--- START DATA PROVIDED ---

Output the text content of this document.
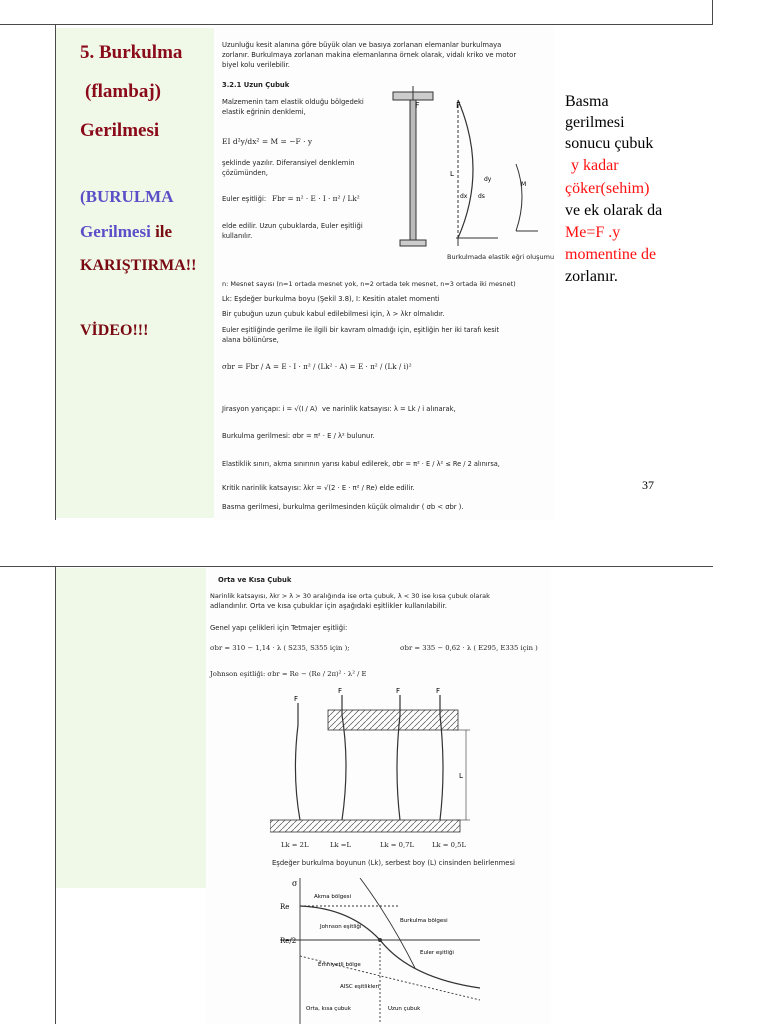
5. Burkulma
(flambaj)
Gerilmesi
(BURULMA
Gerilmesi ile
KARIŞTIRMA!!
VİDEO!!!
Uzunluğu kesit alanına göre büyük olan ve basıya zorlanan elemanlar burkulmaya
zorlanır. Burkulmaya zorlanan makina elemanlarına örnek olarak, vidalı kriko ve motor
biyel kolu verilebilir.
3.2.1 Uzun Çubuk
Malzemenin tam elastik olduğu bölgedeki
elastik eğrinin denklemi,
EI d²y/dx² = M = −F · y
şeklinde yazılır. Diferansiyel denklemin
çözümünden,
Euler eşitliği: Fbr = n² · E · I · π² / Lk²
elde edilir. Uzun çubuklarda, Euler eşitliği
kullanılır.
F	F
L
dy
ds
dx
M
Burkulmada elastik eğri oluşumu
n: Mesnet sayısı (n=1 ortada mesnet yok, n=2 ortada tek mesnet, n=3 ortada iki mesnet)
Lk: Eşdeğer burkulma boyu (Şekil 3.8), I: Kesitin atalet momenti
Bir çubuğun uzun çubuk kabul edilebilmesi için, λ > λkr olmalıdır.
Euler eşitliğinde gerilme ile ilgili bir kavram olmadığı için, eşitliğin her iki tarafı kesit
alana bölünürse,
σbr = Fbr / A = E · I · π² / (Lk² · A) = E · π² / (Lk / i)²
Jirasyon yarıçapı: i = √(I / A) ve narinlik katsayısı: λ = Lk / i alınarak,
Burkulma gerilmesi: σbr = π² · E / λ² bulunur.
Elastiklik sınırı, akma sınırının yarısı kabul edilerek, σbr = π² · E / λ² ≤ Re / 2 alınırsa,
Kritik narinlik katsayısı: λkr = √(2 · E · π² / Re) elde edilir.
Basma gerilmesi, burkulma gerilmesinden küçük olmalıdır ( σb < σbr ).
Basma
gerilmesi
sonucu çubuk
y kadar
çöker(sehim)
ve ek olarak da
Me=F .y
momentine de
zorlanır.
37
Orta ve Kısa Çubuk
Narinlik katsayısı, λkr > λ > 30 aralığında ise orta çubuk, λ < 30 ise kısa çubuk olarak
adlandırılır. Orta ve kısa çubuklar için aşağıdaki eşitlikler kullanılabilir.
Genel yapı çelikleri için Tetmajer eşitliği:
σbr = 310 − 1,14 · λ ( S235, S355 için );	σbr = 335 − 0,62 · λ ( E295, E335 için )
Johnson eşitliği: σbr = Re − (Re / 2π)² · λ² / E
F
F	F	F
L
Lk = 2L	Lk =L	Lk = 0,7L	Lk = 0,5L
Eşdeğer burkulma boyunun (Lk), serbest boy (L) cinsinden belirlenmesi
σ
Re
Re/2
Akma bölgesi
Johnson eşitliği
Burkulma bölgesi
Euler eşitliği
Emniyetli bölge
AISC eşitlikleri
Orta, kısa çubuk	Uzun çubuk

--- END DATA PROVIDED ---

### PROBLEM TO SOLVE
Reproduce every line of the listing above in which the string "elde" appears.

### RESPONSE TO THE TASK
elde edilir. Uzun çubuklarda, Euler eşitliği
Kritik narinlik katsayısı: λkr = √(2 · E · π² / Re) elde edilir.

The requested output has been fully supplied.